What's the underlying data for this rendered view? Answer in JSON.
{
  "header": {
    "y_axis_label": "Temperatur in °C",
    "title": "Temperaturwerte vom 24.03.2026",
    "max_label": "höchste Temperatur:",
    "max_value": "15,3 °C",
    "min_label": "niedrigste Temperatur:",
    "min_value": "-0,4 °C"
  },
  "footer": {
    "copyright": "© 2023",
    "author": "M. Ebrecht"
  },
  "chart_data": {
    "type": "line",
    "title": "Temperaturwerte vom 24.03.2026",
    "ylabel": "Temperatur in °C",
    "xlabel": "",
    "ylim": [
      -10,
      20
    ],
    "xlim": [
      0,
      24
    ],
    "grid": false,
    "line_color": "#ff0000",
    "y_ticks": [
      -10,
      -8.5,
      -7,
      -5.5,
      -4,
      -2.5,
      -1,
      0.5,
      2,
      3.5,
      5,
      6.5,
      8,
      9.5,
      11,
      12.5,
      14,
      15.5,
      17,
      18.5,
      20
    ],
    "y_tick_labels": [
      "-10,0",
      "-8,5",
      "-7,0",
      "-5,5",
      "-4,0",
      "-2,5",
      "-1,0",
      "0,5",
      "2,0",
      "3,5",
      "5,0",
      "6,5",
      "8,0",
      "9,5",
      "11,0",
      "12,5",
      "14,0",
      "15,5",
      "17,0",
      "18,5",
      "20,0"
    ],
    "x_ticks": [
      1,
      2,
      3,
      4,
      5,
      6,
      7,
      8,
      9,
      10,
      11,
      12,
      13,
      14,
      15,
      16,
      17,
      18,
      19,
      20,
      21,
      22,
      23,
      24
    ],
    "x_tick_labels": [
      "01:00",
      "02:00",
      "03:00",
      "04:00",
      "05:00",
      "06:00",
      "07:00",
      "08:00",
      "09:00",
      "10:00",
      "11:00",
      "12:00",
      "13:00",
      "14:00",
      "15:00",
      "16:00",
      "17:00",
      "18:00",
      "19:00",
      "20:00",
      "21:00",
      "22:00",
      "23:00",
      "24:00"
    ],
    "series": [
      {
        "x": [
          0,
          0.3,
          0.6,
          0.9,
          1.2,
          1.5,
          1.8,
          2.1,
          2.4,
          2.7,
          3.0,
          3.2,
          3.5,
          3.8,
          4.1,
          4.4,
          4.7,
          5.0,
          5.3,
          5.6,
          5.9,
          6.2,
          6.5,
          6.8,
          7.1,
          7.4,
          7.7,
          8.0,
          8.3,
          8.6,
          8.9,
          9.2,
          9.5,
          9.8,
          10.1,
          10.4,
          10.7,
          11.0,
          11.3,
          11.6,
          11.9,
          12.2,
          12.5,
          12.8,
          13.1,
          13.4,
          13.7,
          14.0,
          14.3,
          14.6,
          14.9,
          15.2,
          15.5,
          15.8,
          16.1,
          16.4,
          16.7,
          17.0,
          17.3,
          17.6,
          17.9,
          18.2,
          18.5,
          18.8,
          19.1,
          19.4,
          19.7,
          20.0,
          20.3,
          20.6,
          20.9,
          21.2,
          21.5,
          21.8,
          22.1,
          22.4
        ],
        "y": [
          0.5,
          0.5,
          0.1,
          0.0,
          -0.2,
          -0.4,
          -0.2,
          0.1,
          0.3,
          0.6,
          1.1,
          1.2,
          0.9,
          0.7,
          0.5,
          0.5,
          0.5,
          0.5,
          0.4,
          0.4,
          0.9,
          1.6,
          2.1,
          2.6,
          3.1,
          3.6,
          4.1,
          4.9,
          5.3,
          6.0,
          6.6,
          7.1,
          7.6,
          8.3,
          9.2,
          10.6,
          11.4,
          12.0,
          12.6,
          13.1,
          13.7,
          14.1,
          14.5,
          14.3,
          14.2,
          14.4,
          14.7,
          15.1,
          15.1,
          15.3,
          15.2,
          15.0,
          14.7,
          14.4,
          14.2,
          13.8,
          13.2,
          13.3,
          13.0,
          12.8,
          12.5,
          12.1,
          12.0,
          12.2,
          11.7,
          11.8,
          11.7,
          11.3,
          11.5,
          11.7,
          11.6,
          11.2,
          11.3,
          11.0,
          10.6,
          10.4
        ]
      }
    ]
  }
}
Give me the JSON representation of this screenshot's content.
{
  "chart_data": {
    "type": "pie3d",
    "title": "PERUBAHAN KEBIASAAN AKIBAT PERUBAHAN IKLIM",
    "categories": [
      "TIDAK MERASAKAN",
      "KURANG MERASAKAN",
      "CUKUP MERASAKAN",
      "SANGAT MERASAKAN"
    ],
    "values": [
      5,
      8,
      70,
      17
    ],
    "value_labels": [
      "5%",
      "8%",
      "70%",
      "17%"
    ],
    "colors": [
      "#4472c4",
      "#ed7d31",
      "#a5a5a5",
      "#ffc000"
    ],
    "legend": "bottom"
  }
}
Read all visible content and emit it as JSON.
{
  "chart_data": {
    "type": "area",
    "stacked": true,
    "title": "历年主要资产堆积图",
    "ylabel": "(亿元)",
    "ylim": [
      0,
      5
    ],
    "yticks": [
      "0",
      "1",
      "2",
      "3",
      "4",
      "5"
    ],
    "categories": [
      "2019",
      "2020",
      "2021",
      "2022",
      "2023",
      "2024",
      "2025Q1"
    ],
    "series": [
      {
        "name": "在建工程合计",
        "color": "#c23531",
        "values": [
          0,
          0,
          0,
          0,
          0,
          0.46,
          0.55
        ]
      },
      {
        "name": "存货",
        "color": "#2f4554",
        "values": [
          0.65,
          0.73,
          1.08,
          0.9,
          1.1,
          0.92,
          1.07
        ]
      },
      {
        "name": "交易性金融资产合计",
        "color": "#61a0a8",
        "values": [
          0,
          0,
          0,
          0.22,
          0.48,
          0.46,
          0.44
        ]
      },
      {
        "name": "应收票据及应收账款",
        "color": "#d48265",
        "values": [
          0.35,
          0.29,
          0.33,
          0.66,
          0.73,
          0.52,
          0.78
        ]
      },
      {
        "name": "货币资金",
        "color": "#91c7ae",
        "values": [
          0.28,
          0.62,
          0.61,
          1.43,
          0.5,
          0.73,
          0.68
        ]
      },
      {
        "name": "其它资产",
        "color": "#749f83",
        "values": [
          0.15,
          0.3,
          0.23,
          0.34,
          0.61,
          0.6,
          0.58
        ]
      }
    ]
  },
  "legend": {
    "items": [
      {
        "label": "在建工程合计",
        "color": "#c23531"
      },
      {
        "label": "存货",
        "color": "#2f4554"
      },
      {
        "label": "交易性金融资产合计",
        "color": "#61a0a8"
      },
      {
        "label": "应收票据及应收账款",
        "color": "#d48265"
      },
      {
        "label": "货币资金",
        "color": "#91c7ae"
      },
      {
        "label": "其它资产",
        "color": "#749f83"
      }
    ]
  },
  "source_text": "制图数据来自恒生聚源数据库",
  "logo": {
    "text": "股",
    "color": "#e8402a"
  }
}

Exercise instructions: Set down the entries verbatim, leaving none out.

Task response:
What's the underlying data for this rendered view? Answer in JSON.
{
  "header": {
    "y_axis_label": "Temperatur in °C",
    "title": "Temperaturwerte vom 24.03.2026",
    "max_label": "höchste Temperatur:",
    "max_value": "15,3 °C",
    "min_label": "niedrigste Temperatur:",
    "min_value": "-0,4 °C"
  },
  "footer": {
    "copyright": "© 2023",
    "author": "M. Ebrecht"
  },
  "chart_data": {
    "type": "line",
    "title": "Temperaturwerte vom 24.03.2026",
    "ylabel": "Temperatur in °C",
    "xlabel": "",
    "ylim": [
      -10,
      20
    ],
    "xlim": [
      0,
      24
    ],
    "grid": false,
    "line_color": "#ff0000",
    "y_ticks": [
      -10,
      -8.5,
      -7,
      -5.5,
      -4,
      -2.5,
      -1,
      0.5,
      2,
      3.5,
      5,
      6.5,
      8,
      9.5,
      11,
      12.5,
      14,
      15.5,
      17,
      18.5,
      20
    ],
    "y_tick_labels": [
      "-10,0",
      "-8,5",
      "-7,0",
      "-5,5",
      "-4,0",
      "-2,5",
      "-1,0",
      "0,5",
      "2,0",
      "3,5",
      "5,0",
      "6,5",
      "8,0",
      "9,5",
      "11,0",
      "12,5",
      "14,0",
      "15,5",
      "17,0",
      "18,5",
      "20,0"
    ],
    "x_ticks": [
      1,
      2,
      3,
      4,
      5,
      6,
      7,
      8,
      9,
      10,
      11,
      12,
      13,
      14,
      15,
      16,
      17,
      18,
      19,
      20,
      21,
      22,
      23,
      24
    ],
    "x_tick_labels": [
      "01:00",
      "02:00",
      "03:00",
      "04:00",
      "05:00",
      "06:00",
      "07:00",
      "08:00",
      "09:00",
      "10:00",
      "11:00",
      "12:00",
      "13:00",
      "14:00",
      "15:00",
      "16:00",
      "17:00",
      "18:00",
      "19:00",
      "20:00",
      "21:00",
      "22:00",
      "23:00",
      "24:00"
    ],
    "series": [
      {
        "x": [
          0,
          0.3,
          0.6,
          0.9,
          1.2,
          1.5,
          1.8,
          2.1,
          2.4,
          2.7,
          3.0,
          3.2,
          3.5,
          3.8,
          4.1,
          4.4,
          4.7,
          5.0,
          5.3,
          5.6,
          5.9,
          6.2,
          6.5,
          6.8,
          7.1,
          7.4,
          7.7,
          8.0,
          8.3,
          8.6,
          8.9,
          9.2,
          9.5,
          9.8,
          10.1,
          10.4,
          10.7,
          11.0,
          11.3,
          11.6,
          11.9,
          12.2,
          12.5,
          12.8,
          13.1,
          13.4,
          13.7,
          14.0,
          14.3,
          14.6,
          14.9,
          15.2,
          15.5,
          15.8,
          16.1,
          16.4,
          16.7,
          17.0,
          17.3,
          17.6,
          17.9,
          18.2,
          18.5,
          18.8,
          19.1,
          19.4,
          19.7,
          20.0,
          20.3,
          20.6,
          20.9,
          21.2,
          21.5,
          21.8,
          22.1,
          22.4
        ],
        "y": [
          0.5,
          0.5,
          0.1,
          0.0,
          -0.2,
          -0.4,
          -0.2,
          0.1,
          0.3,
          0.6,
          1.1,
          1.2,
          0.9,
          0.7,
          0.5,
          0.5,
          0.5,
          0.5,
          0.4,
          0.4,
          0.9,
          1.6,
          2.1,
          2.6,
          3.1,
          3.6,
          4.1,
          4.9,
          5.3,
          6.0,
          6.6,
          7.1,
          7.6,
          8.3,
          9.2,
          10.6,
          11.4,
          12.0,
          12.6,
          13.1,
          13.7,
          14.1,
          14.5,
          14.3,
          14.2,
          14.4,
          14.7,
          15.1,
          15.1,
          15.3,
          15.2,
          15.0,
          14.7,
          14.4,
          14.2,
          13.8,
          13.2,
          13.3,
          13.0,
          12.8,
          12.5,
          12.1,
          12.0,
          12.2,
          11.7,
          11.8,
          11.7,
          11.3,
          11.5,
          11.7,
          11.6,
          11.2,
          11.3,
          11.0,
          10.6,
          10.4
        ]
      }
    ]
  }
}
Give me the JSON representation of this screenshot's content.
{
  "chart_data": {
    "type": "pie3d",
    "title": "PERUBAHAN KEBIASAAN AKIBAT PERUBAHAN IKLIM",
    "categories": [
      "TIDAK MERASAKAN",
      "KURANG MERASAKAN",
      "CUKUP MERASAKAN",
      "SANGAT MERASAKAN"
    ],
    "values": [
      5,
      8,
      70,
      17
    ],
    "value_labels": [
      "5%",
      "8%",
      "70%",
      "17%"
    ],
    "colors": [
      "#4472c4",
      "#ed7d31",
      "#a5a5a5",
      "#ffc000"
    ],
    "legend": "bottom"
  }
}
Read all visible content and emit it as JSON.
{
  "chart_data": {
    "type": "area",
    "stacked": true,
    "title": "历年主要资产堆积图",
    "ylabel": "(亿元)",
    "ylim": [
      0,
      5
    ],
    "yticks": [
      "0",
      "1",
      "2",
      "3",
      "4",
      "5"
    ],
    "categories": [
      "2019",
      "2020",
      "2021",
      "2022",
      "2023",
      "2024",
      "2025Q1"
    ],
    "series": [
      {
        "name": "在建工程合计",
        "color": "#c23531",
        "values": [
          0,
          0,
          0,
          0,
          0,
          0.46,
          0.55
        ]
      },
      {
        "name": "存货",
        "color": "#2f4554",
        "values": [
          0.65,
          0.73,
          1.08,
          0.9,
          1.1,
          0.92,
          1.07
        ]
      },
      {
        "name": "交易性金融资产合计",
        "color": "#61a0a8",
        "values": [
          0,
          0,
          0,
          0.22,
          0.48,
          0.46,
          0.44
        ]
      },
      {
        "name": "应收票据及应收账款",
        "color": "#d48265",
        "values": [
          0.35,
          0.29,
          0.33,
          0.66,
          0.73,
          0.52,
          0.78
        ]
      },
      {
        "name": "货币资金",
        "color": "#91c7ae",
        "values": [
          0.28,
          0.62,
          0.61,
          1.43,
          0.5,
          0.73,
          0.68
        ]
      },
      {
        "name": "其它资产",
        "color": "#749f83",
        "values": [
          0.15,
          0.3,
          0.23,
          0.34,
          0.61,
          0.6,
          0.58
        ]
      }
    ]
  },
  "legend": {
    "items": [
      {
        "label": "在建工程合计",
        "color": "#c23531"
      },
      {
        "label": "存货",
        "color": "#2f4554"
      },
      {
        "label": "交易性金融资产合计",
        "color": "#61a0a8"
      },
      {
        "label": "应收票据及应收账款",
        "color": "#d48265"
      },
      {
        "label": "货币资金",
        "color": "#91c7ae"
      },
      {
        "label": "其它资产",
        "color": "#749f83"
      }
    ]
  },
  "source_text": "制图数据来自恒生聚源数据库",
  "logo": {
    "text": "股",
    "color": "#e8402a"
  }
}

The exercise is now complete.